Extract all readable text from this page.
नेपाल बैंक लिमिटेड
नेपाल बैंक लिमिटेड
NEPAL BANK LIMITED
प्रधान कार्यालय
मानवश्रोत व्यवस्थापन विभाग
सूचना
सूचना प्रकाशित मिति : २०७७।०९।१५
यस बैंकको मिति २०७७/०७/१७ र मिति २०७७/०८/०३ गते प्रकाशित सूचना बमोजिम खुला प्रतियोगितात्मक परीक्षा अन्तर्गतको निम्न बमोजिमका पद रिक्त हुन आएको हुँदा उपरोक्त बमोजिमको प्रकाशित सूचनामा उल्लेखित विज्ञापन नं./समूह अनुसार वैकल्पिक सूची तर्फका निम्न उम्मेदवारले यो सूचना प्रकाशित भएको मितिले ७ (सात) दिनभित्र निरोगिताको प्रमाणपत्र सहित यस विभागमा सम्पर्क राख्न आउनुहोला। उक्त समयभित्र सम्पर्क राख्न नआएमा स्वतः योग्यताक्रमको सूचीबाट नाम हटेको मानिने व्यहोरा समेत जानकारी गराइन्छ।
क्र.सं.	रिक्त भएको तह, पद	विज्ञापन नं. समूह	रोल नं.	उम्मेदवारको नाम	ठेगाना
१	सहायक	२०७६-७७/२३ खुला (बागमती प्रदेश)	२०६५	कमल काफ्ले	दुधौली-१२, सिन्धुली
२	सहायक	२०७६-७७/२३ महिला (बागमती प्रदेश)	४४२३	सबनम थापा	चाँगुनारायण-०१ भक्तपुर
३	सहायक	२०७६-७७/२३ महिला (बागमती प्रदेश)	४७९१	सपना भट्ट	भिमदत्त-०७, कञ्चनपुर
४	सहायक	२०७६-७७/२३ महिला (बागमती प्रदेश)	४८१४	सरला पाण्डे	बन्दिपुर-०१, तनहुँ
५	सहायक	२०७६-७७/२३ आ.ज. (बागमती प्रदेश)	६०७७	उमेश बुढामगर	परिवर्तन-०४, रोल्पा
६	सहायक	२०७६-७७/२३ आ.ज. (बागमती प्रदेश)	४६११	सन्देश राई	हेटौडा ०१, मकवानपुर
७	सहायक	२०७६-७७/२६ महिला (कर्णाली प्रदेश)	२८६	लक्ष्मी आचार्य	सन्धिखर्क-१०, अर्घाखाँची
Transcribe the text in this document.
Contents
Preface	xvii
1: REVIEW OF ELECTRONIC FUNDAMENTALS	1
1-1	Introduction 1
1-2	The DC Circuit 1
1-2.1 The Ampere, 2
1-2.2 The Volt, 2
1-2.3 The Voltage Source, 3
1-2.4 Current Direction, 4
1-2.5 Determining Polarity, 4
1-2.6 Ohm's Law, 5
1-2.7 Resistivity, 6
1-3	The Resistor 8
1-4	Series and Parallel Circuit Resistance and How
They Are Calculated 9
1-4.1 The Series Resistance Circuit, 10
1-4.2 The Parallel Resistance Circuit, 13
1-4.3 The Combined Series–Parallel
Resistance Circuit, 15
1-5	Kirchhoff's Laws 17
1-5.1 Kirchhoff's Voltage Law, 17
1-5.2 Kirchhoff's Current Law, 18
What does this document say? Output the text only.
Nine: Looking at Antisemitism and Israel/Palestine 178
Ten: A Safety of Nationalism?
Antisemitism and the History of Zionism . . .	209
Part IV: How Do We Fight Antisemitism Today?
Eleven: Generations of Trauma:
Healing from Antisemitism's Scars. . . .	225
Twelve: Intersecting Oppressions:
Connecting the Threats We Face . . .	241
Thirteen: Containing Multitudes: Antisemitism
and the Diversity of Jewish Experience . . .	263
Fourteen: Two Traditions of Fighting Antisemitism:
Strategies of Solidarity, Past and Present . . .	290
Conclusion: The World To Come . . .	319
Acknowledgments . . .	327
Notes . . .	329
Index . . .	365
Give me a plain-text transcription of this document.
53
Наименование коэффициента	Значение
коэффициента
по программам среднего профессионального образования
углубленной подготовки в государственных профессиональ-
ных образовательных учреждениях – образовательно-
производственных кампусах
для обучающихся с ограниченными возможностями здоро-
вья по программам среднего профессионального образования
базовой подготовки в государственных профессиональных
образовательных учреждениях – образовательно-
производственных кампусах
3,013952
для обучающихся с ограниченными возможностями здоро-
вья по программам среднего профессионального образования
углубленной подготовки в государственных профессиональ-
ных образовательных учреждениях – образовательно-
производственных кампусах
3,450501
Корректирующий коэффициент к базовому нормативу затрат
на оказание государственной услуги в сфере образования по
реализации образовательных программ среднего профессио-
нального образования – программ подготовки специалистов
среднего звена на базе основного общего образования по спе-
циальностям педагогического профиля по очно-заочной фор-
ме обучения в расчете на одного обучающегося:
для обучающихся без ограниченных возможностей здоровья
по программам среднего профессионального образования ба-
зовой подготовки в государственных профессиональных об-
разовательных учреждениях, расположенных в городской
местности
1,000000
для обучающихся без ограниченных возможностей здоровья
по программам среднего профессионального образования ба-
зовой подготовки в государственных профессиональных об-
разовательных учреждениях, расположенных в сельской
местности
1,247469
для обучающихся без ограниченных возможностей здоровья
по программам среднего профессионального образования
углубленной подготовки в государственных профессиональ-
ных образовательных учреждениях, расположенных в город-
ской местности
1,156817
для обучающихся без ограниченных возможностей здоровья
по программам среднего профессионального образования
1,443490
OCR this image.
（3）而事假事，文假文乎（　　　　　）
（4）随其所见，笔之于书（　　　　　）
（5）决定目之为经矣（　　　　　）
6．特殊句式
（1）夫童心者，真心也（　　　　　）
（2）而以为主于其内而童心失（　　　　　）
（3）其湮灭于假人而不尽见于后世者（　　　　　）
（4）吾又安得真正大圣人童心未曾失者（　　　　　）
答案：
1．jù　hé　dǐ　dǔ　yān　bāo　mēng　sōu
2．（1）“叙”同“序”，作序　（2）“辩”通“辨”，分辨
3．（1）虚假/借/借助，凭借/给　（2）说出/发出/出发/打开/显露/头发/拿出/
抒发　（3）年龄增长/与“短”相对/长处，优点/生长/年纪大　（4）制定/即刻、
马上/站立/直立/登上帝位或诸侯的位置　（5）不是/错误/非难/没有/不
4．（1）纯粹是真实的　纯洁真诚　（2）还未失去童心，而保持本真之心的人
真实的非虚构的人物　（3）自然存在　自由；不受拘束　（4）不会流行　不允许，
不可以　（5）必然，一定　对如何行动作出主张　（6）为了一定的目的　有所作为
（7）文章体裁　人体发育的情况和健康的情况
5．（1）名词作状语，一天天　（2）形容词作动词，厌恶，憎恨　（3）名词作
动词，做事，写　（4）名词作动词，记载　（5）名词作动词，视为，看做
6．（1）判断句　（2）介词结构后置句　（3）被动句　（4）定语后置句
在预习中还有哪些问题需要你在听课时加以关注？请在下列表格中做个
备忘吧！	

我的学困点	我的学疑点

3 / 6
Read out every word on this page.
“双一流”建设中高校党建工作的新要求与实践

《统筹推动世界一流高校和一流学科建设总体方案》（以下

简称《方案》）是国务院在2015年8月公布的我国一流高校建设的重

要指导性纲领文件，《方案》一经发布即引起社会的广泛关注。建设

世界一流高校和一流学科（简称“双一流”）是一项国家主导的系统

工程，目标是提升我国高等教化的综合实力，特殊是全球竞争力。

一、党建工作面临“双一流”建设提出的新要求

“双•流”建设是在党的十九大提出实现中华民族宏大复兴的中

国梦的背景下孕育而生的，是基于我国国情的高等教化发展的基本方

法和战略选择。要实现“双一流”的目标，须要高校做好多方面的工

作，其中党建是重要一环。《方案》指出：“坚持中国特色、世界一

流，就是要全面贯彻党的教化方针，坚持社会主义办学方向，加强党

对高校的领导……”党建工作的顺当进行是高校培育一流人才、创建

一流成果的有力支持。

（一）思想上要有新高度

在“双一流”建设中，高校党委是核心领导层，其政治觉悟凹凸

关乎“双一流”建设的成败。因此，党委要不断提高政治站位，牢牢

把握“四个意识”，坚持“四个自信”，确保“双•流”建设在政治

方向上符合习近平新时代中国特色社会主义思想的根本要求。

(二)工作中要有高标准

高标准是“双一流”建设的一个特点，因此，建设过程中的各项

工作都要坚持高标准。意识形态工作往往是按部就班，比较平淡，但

> **Exercise prompt**
Go through the entries above and pull out each line with "Antisemitism" in it.

> **The completed task**
Nine: Looking at Antisemitism and Israel/Palestine 178
Antisemitism and the History of Zionism . . .	209
Part IV: How Do We Fight Antisemitism Today?
Healing from Antisemitism's Scars. . . .	225
Thirteen: Containing Multitudes: Antisemitism
Fourteen: Two Traditions of Fighting Antisemitism:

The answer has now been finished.